**Problem description:**
From the listing below, copy every line with the word "Largura".

**Supplied material:**
________________

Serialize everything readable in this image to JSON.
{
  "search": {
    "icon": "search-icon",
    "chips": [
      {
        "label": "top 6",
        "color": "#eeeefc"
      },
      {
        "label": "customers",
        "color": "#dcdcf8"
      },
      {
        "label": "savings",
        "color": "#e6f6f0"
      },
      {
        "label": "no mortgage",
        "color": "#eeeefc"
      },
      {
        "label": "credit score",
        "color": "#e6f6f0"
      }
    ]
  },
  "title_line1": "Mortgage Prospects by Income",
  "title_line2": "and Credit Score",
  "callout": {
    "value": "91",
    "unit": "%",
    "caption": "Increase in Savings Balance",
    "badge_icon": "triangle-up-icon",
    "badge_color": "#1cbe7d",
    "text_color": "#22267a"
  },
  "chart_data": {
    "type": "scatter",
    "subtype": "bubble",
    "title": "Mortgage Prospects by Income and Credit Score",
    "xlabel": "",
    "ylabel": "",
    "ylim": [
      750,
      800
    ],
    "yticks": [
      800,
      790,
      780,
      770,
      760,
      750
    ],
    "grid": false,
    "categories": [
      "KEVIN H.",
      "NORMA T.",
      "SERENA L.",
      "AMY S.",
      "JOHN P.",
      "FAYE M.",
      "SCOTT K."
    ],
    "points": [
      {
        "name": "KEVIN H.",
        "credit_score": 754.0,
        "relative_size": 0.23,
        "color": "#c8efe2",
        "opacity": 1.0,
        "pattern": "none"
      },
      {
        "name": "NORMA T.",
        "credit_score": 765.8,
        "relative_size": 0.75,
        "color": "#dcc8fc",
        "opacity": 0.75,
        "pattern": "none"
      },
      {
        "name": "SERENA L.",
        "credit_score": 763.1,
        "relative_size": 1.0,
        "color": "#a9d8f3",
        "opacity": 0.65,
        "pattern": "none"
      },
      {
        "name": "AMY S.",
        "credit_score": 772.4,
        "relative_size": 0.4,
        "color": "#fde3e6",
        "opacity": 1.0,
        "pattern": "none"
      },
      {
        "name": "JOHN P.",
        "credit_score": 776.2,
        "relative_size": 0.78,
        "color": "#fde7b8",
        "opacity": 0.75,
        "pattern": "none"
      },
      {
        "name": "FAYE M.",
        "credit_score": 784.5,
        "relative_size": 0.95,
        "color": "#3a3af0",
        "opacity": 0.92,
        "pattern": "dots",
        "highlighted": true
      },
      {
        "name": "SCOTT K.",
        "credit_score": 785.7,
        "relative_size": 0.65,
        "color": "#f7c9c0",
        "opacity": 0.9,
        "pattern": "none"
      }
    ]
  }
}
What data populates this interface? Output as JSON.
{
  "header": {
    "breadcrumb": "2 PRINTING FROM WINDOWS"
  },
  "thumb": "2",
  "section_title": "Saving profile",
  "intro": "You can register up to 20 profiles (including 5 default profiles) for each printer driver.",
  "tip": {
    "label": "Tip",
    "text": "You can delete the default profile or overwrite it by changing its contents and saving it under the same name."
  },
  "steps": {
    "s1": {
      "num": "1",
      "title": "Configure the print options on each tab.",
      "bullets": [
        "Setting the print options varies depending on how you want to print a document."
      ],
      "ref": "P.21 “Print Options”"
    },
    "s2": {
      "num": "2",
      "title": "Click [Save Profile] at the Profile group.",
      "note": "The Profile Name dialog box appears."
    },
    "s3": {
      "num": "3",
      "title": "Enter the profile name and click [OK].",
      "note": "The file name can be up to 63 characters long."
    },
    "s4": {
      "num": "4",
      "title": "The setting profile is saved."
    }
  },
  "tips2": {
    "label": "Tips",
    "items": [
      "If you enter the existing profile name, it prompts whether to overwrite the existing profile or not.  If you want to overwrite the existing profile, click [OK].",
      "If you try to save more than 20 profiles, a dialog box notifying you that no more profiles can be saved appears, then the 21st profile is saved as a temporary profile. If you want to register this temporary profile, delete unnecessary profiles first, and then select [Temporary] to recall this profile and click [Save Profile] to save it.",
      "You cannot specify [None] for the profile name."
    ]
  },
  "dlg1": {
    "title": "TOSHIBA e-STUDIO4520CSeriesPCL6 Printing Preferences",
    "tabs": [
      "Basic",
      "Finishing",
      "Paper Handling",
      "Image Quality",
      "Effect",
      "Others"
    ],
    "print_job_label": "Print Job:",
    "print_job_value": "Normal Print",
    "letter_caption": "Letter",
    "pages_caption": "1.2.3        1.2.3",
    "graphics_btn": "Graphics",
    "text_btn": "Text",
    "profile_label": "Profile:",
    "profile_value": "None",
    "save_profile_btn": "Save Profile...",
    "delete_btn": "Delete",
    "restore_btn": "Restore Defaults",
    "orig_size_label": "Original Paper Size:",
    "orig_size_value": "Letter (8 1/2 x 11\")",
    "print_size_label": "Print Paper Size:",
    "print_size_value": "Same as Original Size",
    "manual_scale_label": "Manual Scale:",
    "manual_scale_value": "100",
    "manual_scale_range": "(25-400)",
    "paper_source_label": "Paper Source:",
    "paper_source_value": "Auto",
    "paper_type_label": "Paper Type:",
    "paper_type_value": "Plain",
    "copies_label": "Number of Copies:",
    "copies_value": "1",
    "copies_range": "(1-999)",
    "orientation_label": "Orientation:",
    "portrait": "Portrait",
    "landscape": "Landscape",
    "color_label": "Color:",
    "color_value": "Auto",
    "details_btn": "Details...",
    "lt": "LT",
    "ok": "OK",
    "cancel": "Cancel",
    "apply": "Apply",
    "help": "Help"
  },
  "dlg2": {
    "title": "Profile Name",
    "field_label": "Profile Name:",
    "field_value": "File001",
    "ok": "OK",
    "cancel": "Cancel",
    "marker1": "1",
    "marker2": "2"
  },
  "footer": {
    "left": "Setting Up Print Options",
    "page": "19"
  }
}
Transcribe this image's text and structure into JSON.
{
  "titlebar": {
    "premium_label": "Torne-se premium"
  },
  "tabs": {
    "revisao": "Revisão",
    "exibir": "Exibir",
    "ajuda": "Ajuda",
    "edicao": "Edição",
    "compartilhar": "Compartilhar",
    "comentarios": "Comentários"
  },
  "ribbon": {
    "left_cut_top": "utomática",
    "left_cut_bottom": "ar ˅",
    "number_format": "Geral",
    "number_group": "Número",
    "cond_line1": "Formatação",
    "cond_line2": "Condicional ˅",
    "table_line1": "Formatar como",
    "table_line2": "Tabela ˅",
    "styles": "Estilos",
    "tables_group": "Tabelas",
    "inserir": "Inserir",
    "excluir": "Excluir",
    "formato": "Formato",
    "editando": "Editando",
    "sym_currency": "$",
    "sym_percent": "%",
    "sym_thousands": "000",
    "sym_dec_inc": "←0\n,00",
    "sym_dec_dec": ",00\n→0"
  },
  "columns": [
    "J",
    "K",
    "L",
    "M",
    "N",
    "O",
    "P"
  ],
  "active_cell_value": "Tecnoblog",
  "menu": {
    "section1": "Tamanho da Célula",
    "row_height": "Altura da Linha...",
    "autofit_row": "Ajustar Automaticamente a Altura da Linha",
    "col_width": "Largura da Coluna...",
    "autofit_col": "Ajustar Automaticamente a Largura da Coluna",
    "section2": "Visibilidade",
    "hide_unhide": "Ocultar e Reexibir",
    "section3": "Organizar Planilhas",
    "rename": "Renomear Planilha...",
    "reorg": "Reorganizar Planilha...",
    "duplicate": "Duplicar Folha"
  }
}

________________

**Exercise response:**
    "col_width": "Largura da Coluna...",
    "autofit_col": "Ajustar Automaticamente a Largura da Coluna",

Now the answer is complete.